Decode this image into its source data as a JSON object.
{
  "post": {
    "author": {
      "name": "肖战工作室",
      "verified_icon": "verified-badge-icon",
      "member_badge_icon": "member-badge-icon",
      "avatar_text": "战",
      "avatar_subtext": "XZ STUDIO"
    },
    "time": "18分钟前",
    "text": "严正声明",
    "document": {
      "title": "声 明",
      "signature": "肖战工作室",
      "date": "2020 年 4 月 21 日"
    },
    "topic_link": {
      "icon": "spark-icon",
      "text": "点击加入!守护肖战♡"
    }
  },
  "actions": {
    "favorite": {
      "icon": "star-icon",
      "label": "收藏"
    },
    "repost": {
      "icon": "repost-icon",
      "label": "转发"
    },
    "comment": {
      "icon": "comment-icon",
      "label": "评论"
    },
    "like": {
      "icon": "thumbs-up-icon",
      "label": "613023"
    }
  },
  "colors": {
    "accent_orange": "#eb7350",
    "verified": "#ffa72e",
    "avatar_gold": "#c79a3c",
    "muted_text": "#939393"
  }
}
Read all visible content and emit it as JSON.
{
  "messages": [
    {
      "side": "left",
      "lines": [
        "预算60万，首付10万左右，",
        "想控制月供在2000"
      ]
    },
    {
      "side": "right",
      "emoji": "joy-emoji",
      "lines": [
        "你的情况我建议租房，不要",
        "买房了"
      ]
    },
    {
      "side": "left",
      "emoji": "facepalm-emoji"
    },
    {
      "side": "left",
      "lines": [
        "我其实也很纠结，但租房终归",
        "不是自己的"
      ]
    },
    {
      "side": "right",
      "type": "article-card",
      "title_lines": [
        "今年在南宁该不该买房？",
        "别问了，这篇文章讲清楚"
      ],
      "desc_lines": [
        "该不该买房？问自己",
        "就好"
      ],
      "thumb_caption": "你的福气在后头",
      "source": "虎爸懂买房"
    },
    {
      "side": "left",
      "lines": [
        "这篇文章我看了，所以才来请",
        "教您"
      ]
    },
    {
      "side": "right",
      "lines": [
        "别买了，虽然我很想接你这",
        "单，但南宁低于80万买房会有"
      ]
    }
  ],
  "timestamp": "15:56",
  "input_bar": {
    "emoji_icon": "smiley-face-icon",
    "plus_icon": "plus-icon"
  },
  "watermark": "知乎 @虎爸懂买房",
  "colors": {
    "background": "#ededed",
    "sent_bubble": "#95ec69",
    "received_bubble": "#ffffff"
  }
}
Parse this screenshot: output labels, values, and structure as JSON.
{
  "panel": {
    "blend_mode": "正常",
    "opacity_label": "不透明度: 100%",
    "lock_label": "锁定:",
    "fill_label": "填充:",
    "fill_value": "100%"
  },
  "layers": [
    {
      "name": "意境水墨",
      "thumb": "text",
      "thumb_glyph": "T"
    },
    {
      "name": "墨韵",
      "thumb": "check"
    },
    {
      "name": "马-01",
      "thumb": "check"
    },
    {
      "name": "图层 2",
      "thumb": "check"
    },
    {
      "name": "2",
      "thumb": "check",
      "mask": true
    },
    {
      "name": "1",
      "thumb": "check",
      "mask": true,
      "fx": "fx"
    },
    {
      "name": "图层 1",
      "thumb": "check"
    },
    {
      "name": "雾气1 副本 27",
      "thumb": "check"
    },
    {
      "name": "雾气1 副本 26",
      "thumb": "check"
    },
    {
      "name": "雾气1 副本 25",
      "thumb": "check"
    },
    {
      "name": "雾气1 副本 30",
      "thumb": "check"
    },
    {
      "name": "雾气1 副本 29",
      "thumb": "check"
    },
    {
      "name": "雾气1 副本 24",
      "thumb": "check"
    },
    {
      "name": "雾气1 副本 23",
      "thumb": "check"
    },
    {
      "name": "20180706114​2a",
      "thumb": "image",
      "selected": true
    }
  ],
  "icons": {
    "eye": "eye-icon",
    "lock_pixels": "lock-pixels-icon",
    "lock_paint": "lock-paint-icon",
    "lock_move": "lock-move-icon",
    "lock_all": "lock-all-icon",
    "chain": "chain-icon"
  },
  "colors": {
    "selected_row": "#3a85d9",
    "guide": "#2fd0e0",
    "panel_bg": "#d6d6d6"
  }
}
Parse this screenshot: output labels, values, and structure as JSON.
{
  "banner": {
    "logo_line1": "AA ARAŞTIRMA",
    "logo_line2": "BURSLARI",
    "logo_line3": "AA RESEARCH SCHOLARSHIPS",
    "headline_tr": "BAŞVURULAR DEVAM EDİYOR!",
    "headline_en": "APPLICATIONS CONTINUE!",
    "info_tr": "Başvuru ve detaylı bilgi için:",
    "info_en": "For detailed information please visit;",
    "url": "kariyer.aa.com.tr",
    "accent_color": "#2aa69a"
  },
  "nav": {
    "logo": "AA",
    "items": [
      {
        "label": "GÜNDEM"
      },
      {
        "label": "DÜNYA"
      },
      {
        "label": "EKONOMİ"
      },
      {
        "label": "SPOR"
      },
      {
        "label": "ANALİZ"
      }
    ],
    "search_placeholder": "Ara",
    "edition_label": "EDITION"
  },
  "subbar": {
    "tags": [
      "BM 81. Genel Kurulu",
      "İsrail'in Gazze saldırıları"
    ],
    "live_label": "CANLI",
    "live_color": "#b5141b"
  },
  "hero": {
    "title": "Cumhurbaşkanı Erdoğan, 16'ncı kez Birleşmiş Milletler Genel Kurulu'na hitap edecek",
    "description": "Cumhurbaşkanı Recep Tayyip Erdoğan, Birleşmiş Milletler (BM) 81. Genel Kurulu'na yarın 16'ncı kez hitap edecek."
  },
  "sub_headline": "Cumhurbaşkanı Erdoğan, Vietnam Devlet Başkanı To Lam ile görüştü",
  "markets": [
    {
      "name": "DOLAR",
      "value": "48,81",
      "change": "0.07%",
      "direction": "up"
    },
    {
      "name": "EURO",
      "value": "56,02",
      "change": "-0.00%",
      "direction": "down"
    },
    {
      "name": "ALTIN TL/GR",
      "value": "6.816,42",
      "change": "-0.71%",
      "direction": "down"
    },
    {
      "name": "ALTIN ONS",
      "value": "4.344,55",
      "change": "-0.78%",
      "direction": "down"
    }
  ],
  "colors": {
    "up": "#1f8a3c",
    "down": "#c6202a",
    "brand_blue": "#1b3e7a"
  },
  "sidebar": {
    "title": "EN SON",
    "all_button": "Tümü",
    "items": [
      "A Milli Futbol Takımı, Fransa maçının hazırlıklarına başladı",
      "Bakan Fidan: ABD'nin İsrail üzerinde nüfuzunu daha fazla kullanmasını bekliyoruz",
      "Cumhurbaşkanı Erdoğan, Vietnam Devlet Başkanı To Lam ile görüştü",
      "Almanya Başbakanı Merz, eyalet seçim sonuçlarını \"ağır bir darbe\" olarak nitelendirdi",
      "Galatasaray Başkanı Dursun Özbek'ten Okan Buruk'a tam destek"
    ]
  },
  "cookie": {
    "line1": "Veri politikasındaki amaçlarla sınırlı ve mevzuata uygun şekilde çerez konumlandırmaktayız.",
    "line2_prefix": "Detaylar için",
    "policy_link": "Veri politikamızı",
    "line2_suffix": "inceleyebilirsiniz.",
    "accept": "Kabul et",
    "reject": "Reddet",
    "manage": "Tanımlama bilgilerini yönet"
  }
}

=======

**Task objective:** For the records above, state how many lines include the string "Erdoğan", giving the number and nothing else.

**Response to this exercise:** 4